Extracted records
================

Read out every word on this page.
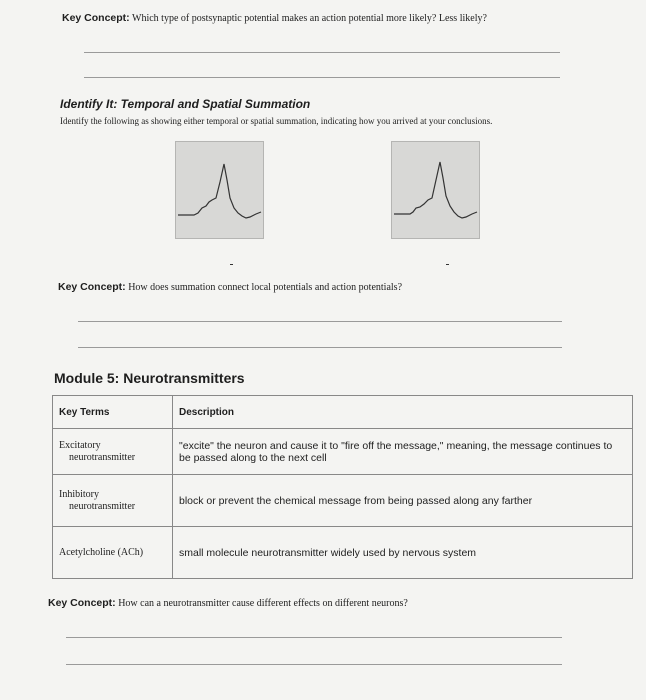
Key Concept: Which type of postsynaptic potential makes an action potential more likely? Less likely?
Identify It: Temporal and Spatial Summation
Identify the following as showing either temporal or spatial summation, indicating how you arrived at your conclusions.
Key Concept: How does summation connect local potentials and action potentials?
Module 5: Neurotransmitters
Key Terms	Description
Excitatory
neurotransmitter	"excite" the neuron and cause it to "fire off the message," meaning, the message continues to be passed along to the next cell
Inhibitory
neurotransmitter	block or prevent the chemical message from being passed along any farther
Acetylcholine (ACh)	small molecule neurotransmitter widely used by nervous system
Key Concept: How can a neurotransmitter cause different effects on different neurons?
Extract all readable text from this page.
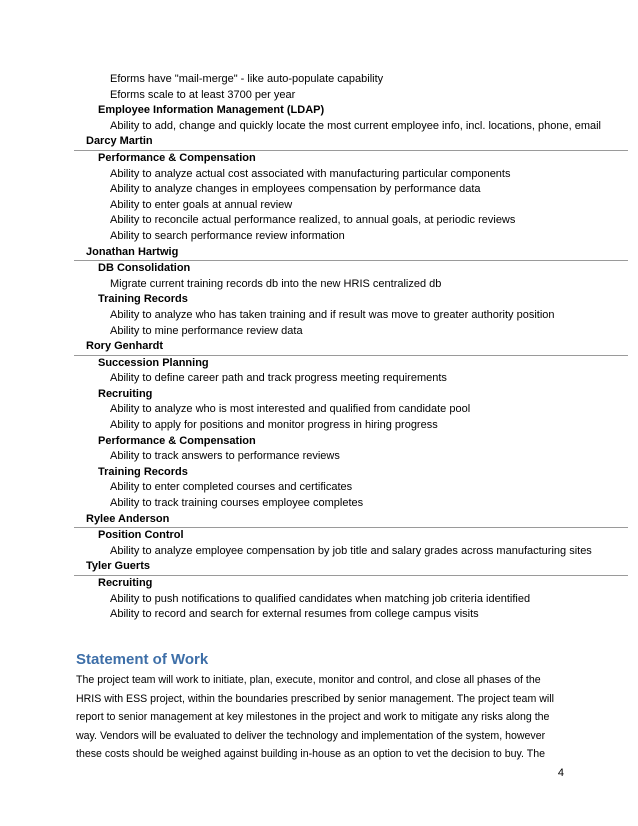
Eforms have "mail-merge" - like auto-populate capability
Eforms scale to at least 3700 per year
Employee Information Management (LDAP)
Ability to add, change and quickly locate the most current employee info, incl. locations, phone, email
Darcy Martin
Performance & Compensation
Ability to analyze actual cost associated with manufacturing particular components
Ability to analyze changes in employees compensation by performance data
Ability to enter goals at annual review
Ability to reconcile actual performance realized, to annual goals, at periodic reviews
Ability to search performance review information
Jonathan Hartwig
DB Consolidation
Migrate current training records db into the new HRIS centralized db
Training Records
Ability to analyze who has taken training and if result was move to greater authority position
Ability to mine performance review data
Rory Genhardt
Succession Planning
Ability to define career path and track progress meeting requirements
Recruiting
Ability to analyze who is most interested and qualified from candidate pool
Ability to apply for positions and monitor progress in hiring progress
Performance & Compensation
Ability to track answers to performance reviews
Training Records
Ability to enter completed courses and certificates
Ability to track training courses employee completes
Rylee Anderson
Position Control
Ability to analyze employee compensation by job title and salary grades across manufacturing sites
Tyler Guerts
Recruiting
Ability to push notifications to qualified candidates when matching job criteria identified
Ability to record and search for external resumes from college campus visits
Statement of Work

The project team will work to initiate, plan, execute, monitor and control, and close all phases of the
HRIS with ESS project, within the boundaries prescribed by senior management. The project team will
report to senior management at key milestones in the project and work to mitigate any risks along the
way. Vendors will be evaluated to deliver the technology and implementation of the system, however
these costs should be weighed against building in-house as an option to vet the decision to buy. The

4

================

● **Brief**
Gather each line of the listing containing the word "this" and show it.

● **Exercise result**
Read out every word on this page.
Extract all readable text from this page.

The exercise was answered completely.